Next, a cost analysis was carried out with the model of Stratta et al. [94]. Freeze-dryer equipment parameters from these authors have been used for estimation of the costs together with the cycle conditions developed here. The Cost of Goods (COGs) for the different cycles for 5- and 7-day working weeks are shown in Table 2. For the reference annealing process, a COG of 70 EUR/kgproduct with a 5-day and 32 EUR/kgproduct for a 7-day working week are calculated. A switch to a 7-day working week reduces the COG by 54%, caused by the increased cycles per week reducing the share of Capital Costs (CC) on the Total Costs (TC) from 94 to 87%. As Stratta et al. mentioned, the COG of freeze-dried products can be lowered most efficiently by incorporating more cycles into the lifecycle of a freeze-dryer [94]. Optimizing the primary drying of the annealing process reduces the COG for a 5-day working week by 66% to 24 EUR/kgproduct and for a 7-day working week by 55% to 15 EUR/kgproduct. Incorporating controlled nucleation further reduces the COG for a 5-day working week by 24% compared to the optimized annealing process (75% compared to the reference annealing process) and by 15% (60% compared to the reference annealing process) for a 7-day working week to 13 EUR/kgproduct.
The optimization of the primary drying conditions decreases the share of operational costs of this phase from 78% to 48% (53% with controlled nucleation), showing that the optimized processes increase the primary drying efficiency. The increased efficiency of the process leads to a reduction in energy consumption and carbon footprint via a reduction in the Global Warming Potential (GWP) between 49 and 64% (see Figure 11).

4. Discussion

In this study, a digital twin has been validated for process optimization and control for a sucrose-based example system. The digital twin consists of a process model and PAT-tools to adopt the model status to time-dependent process reality. Controlled nucleation is used to control the ice crystal size in the freezing step, while comparative pressure measurement, MTM and ice ruler are used to gather distinct information during primary drying to incorporate them into the process model, allowing for a forecast of the process conditions. To establish a digital twin, several parameters need to be determined beforehand: the critical temperature of the formulation, the maximum allowable sublimation flux of the freeze-dryer, the vial heat transfer coefficient, and the dry layer resistance.

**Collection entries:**

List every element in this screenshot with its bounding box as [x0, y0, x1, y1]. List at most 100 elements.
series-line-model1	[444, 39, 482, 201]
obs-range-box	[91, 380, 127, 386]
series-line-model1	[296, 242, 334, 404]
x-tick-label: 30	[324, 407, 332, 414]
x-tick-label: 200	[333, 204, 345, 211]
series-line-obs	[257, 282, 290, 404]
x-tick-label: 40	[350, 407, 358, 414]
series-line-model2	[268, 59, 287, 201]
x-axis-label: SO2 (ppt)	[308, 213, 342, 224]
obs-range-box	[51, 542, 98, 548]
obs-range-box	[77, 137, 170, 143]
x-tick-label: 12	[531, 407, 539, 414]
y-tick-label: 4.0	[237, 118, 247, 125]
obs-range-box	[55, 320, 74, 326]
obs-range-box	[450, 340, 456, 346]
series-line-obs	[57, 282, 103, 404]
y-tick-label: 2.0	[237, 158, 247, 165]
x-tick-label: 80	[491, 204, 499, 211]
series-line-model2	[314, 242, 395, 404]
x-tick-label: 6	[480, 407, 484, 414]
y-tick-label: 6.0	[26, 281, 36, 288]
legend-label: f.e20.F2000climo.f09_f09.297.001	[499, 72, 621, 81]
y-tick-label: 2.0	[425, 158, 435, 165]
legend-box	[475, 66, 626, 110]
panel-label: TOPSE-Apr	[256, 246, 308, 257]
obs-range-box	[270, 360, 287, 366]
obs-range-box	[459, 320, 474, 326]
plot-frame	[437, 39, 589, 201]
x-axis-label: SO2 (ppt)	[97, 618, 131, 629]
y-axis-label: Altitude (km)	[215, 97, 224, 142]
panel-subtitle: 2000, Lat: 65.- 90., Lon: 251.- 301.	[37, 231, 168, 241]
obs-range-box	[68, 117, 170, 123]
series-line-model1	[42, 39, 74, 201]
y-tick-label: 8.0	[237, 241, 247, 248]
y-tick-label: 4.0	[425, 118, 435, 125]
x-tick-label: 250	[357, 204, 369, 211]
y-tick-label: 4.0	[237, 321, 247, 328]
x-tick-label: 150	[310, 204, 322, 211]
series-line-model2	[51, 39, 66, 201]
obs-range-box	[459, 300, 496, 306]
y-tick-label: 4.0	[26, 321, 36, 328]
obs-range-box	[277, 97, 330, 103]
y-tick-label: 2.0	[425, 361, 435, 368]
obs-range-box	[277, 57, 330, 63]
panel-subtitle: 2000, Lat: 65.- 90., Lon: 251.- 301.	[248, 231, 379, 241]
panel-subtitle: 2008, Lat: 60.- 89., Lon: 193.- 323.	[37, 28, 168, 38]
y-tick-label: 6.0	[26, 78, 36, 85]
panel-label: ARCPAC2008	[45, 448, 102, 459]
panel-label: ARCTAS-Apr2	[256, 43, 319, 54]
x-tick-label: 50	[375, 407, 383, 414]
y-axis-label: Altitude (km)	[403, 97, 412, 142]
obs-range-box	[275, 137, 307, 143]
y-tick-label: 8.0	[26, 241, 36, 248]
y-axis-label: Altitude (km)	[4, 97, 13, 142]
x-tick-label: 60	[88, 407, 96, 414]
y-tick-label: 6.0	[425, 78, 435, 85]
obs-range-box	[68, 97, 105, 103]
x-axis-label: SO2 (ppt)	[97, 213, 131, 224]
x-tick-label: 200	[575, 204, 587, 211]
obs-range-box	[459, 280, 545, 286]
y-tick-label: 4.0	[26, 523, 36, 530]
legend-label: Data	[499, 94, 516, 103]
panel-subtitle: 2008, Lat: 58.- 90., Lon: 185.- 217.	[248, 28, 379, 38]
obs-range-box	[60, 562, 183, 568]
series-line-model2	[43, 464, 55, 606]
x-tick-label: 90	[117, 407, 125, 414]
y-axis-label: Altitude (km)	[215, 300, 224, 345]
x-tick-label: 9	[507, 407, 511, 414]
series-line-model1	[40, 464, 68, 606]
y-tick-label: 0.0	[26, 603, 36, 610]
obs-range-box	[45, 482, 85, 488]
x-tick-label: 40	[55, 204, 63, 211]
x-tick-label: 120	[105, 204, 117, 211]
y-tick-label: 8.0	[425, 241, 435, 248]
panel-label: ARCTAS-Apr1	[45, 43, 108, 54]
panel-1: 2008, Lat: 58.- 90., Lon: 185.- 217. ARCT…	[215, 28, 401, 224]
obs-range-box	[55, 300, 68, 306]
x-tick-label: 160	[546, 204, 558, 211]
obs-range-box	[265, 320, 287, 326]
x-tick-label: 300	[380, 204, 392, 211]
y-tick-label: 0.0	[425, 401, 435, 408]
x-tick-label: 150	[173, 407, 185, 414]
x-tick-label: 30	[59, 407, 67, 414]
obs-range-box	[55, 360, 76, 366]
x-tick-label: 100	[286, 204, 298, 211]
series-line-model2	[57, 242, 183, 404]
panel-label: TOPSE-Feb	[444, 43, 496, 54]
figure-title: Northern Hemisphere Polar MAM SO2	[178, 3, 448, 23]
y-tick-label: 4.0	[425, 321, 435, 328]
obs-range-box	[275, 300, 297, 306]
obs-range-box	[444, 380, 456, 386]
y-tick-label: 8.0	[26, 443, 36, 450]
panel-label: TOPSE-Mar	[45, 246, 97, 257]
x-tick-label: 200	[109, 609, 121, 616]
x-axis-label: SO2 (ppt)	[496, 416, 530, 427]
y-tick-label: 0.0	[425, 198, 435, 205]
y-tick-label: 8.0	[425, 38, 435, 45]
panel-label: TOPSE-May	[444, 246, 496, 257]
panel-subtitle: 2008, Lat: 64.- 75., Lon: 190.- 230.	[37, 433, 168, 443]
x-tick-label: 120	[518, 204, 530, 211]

**Task list:**
1. List every parameter that the freeze-drying text says must be determined beforehand to establish a digital twin.
2. Quote the freeze-drying text word for word. Begin at the words "In this study, a" and stop after "dry layer resistance.".
3. Answer these questions using the freeze-drying text:
(a) What COG is calculated for the reference annealing process with a 5-day working week?
(b) By how much is the Global Warming Potential reduced?
(c) What does controlled nucleation control in the freezing step?

**Solutions in order:**
1.
- the critical temperature of the formulation
- the maximum allowable sublimation flux of the freeze-dryer
- the vial heat transfer coefficient
- the dry layer resistance

2.
In this study, a digital twin has been validated for process optimization and control for a sucrose-based example system. The digital twin consists of a process model and PAT-tools to adopt the model status to time-dependent process reality. Controlled nucleation is used to control the ice crystal size in the freezing step, while comparative pressure measurement, MTM and ice ruler are used to gather distinct information during primary drying to incorporate them into the process model, allowing for a forecast of the process conditions. To establish a digital twin, several parameters need to be determined beforehand: the critical temperature of the formulation, the maximum allowable sublimation flux of the freeze-dryer, the vial heat transfer coefficient, and the dry layer resistance.

3.
(a) 70 EUR/kgproduct
(b) Between 49 and 64%
(c) The ice crystal size